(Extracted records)
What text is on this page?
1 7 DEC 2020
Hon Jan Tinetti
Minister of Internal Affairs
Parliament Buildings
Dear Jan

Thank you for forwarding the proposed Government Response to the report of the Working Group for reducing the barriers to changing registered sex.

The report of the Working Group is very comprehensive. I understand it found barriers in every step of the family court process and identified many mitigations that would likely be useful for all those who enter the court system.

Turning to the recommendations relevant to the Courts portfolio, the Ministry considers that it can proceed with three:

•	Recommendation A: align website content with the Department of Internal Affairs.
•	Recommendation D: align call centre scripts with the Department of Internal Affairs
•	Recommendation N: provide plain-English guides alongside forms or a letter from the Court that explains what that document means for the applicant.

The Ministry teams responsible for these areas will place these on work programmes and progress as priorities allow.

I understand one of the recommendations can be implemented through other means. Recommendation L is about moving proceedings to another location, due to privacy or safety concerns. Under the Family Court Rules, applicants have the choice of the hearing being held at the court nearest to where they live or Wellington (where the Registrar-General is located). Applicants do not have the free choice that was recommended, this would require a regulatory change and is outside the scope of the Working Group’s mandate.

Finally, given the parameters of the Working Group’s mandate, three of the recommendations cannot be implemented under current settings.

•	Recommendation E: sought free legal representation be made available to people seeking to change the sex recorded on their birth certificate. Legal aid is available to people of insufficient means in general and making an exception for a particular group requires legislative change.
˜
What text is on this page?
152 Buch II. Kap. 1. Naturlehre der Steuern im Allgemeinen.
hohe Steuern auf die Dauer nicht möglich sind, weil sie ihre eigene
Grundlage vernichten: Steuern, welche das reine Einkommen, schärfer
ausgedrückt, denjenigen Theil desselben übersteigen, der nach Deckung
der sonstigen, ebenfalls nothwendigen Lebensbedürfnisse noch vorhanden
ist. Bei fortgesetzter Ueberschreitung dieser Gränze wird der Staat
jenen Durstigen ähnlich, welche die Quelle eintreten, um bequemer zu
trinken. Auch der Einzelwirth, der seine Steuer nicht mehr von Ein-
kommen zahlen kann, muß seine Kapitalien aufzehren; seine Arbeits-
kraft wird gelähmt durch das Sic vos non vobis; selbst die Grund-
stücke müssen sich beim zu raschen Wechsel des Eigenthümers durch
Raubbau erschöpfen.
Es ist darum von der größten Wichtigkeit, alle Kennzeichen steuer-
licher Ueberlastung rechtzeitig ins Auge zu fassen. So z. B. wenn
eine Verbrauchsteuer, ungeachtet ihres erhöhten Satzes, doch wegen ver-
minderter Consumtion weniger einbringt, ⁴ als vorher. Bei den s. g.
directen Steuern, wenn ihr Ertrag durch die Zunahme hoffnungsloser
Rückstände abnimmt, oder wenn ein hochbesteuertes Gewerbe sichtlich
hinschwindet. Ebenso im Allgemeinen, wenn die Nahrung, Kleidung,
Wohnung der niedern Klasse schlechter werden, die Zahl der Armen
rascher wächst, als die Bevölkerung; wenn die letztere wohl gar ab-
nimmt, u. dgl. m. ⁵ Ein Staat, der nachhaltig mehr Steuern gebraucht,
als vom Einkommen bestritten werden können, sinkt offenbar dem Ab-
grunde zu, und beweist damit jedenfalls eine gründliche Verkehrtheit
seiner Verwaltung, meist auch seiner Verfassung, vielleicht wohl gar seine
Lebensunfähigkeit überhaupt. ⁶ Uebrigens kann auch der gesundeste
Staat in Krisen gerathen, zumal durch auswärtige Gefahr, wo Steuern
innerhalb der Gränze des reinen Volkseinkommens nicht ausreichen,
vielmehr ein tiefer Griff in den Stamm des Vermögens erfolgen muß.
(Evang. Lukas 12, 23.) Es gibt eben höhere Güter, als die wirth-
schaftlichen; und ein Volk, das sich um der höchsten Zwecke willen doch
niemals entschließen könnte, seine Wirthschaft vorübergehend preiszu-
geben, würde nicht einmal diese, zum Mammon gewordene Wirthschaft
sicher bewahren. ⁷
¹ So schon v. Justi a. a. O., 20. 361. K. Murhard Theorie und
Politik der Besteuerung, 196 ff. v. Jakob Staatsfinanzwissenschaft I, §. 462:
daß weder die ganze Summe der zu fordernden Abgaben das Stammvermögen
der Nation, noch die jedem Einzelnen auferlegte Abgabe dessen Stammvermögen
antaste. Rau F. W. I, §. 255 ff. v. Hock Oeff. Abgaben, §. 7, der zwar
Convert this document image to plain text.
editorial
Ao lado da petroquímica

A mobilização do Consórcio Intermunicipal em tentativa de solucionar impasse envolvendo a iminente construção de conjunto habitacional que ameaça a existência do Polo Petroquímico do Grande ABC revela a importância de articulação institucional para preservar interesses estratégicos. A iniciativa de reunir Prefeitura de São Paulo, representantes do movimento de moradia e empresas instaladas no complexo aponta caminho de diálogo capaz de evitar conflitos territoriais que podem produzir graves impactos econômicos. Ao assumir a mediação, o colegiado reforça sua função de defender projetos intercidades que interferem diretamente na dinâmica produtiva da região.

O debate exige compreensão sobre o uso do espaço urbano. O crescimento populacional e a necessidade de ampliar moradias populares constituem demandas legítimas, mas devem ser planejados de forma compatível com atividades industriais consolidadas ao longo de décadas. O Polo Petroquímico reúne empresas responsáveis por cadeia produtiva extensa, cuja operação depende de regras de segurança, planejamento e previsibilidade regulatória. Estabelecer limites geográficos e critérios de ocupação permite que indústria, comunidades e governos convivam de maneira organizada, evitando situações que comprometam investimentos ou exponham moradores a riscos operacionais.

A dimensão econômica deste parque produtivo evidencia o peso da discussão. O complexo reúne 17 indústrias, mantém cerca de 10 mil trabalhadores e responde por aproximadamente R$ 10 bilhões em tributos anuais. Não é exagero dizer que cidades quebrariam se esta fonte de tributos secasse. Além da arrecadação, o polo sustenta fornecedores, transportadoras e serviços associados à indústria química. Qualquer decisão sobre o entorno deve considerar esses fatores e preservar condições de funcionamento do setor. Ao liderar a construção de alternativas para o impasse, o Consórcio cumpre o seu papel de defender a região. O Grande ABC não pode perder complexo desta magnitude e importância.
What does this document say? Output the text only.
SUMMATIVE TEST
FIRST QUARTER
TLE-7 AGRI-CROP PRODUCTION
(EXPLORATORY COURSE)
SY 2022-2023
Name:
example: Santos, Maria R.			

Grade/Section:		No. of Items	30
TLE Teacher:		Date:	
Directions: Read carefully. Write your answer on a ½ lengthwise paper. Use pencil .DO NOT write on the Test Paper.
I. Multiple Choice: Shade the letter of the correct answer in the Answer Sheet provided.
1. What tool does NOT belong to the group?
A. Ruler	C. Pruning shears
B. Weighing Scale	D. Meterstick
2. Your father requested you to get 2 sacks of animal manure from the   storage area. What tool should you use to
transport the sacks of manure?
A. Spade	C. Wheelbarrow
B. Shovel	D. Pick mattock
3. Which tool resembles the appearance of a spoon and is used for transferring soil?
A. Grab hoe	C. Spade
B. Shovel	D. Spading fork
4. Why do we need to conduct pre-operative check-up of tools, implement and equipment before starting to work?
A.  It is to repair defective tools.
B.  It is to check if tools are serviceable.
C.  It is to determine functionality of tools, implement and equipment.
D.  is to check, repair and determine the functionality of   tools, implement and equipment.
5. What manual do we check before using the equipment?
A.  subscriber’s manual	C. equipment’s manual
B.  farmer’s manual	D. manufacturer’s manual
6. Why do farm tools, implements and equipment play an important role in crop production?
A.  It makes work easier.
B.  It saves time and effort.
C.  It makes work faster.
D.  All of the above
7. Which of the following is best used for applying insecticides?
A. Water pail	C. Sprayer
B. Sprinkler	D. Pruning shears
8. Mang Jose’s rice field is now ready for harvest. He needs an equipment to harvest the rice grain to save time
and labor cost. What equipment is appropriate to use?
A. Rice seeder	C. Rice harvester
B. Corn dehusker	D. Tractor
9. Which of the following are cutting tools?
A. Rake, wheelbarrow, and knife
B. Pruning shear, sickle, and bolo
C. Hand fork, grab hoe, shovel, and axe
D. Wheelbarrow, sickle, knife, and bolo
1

→ **Direction**
Each line that has the word "barriers" counts once. How many such lines are in the data? Give the number alone.

→ **The result**
2